> [RECORD EXCERPTS]:

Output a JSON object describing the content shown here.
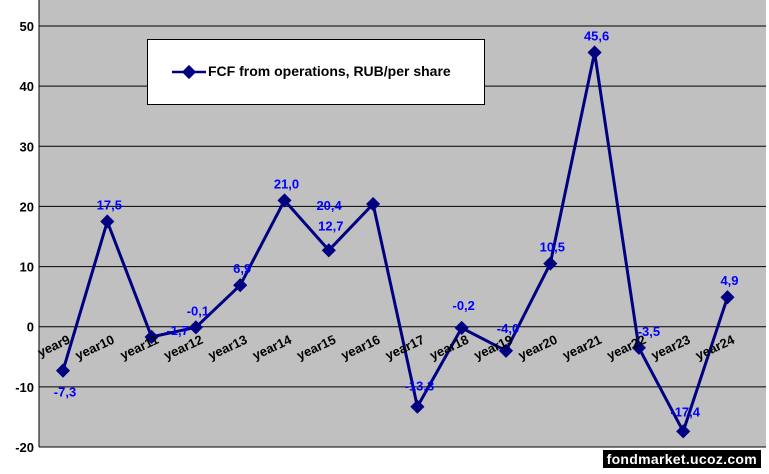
{
  "chart_data": {
    "type": "line",
    "categories": [
      "year9",
      "year10",
      "year11",
      "year12",
      "year13",
      "year14",
      "year15",
      "year16",
      "year17",
      "year18",
      "year19",
      "year20",
      "year21",
      "year22",
      "year23",
      "year24"
    ],
    "series": [
      {
        "name": "FCF from operations, RUB/per share",
        "values": [
          -7.3,
          17.5,
          -1.7,
          -0.1,
          6.9,
          21.0,
          12.7,
          20.4,
          -13.3,
          -0.2,
          -4.0,
          10.5,
          45.6,
          -3.5,
          -17.4,
          4.9
        ],
        "labels": [
          "-7,3",
          "17,5",
          "-1,7",
          "-0,1",
          "6,9",
          "21,0",
          "12,7",
          "20,4",
          "-13,3",
          "-0,2",
          "-4,0",
          "10,5",
          "45,6",
          "-3,5",
          "-17,4",
          "4,9"
        ]
      }
    ],
    "ylim": [
      -20,
      50
    ],
    "yticks": [
      -20,
      -10,
      0,
      10,
      20,
      30,
      40,
      50
    ],
    "grid": true,
    "legend_position": "top-left",
    "colors": {
      "plot_bg": "#c0c0c0",
      "line": "#000080",
      "labels": "#0000ff"
    }
  },
  "watermark": "fondmarket.ucoz.com"
}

> [WHAT THE TASK ASKS]:
Extract all the data above exactly, excluding every picture.

> [REPLY]:
Output a JSON object describing the content shown here.
{
  "chart_data": {
    "type": "line",
    "categories": [
      "year9",
      "year10",
      "year11",
      "year12",
      "year13",
      "year14",
      "year15",
      "year16",
      "year17",
      "year18",
      "year19",
      "year20",
      "year21",
      "year22",
      "year23",
      "year24"
    ],
    "series": [
      {
        "name": "FCF from operations, RUB/per share",
        "values": [
          -7.3,
          17.5,
          -1.7,
          -0.1,
          6.9,
          21.0,
          12.7,
          20.4,
          -13.3,
          -0.2,
          -4.0,
          10.5,
          45.6,
          -3.5,
          -17.4,
          4.9
        ],
        "labels": [
          "-7,3",
          "17,5",
          "-1,7",
          "-0,1",
          "6,9",
          "21,0",
          "12,7",
          "20,4",
          "-13,3",
          "-0,2",
          "-4,0",
          "10,5",
          "45,6",
          "-3,5",
          "-17,4",
          "4,9"
        ]
      }
    ],
    "ylim": [
      -20,
      50
    ],
    "yticks": [
      -20,
      -10,
      0,
      10,
      20,
      30,
      40,
      50
    ],
    "grid": true,
    "legend_position": "top-left",
    "colors": {
      "plot_bg": "#c0c0c0",
      "line": "#000080",
      "labels": "#0000ff"
    }
  },
  "watermark": "fondmarket.ucoz.com"
}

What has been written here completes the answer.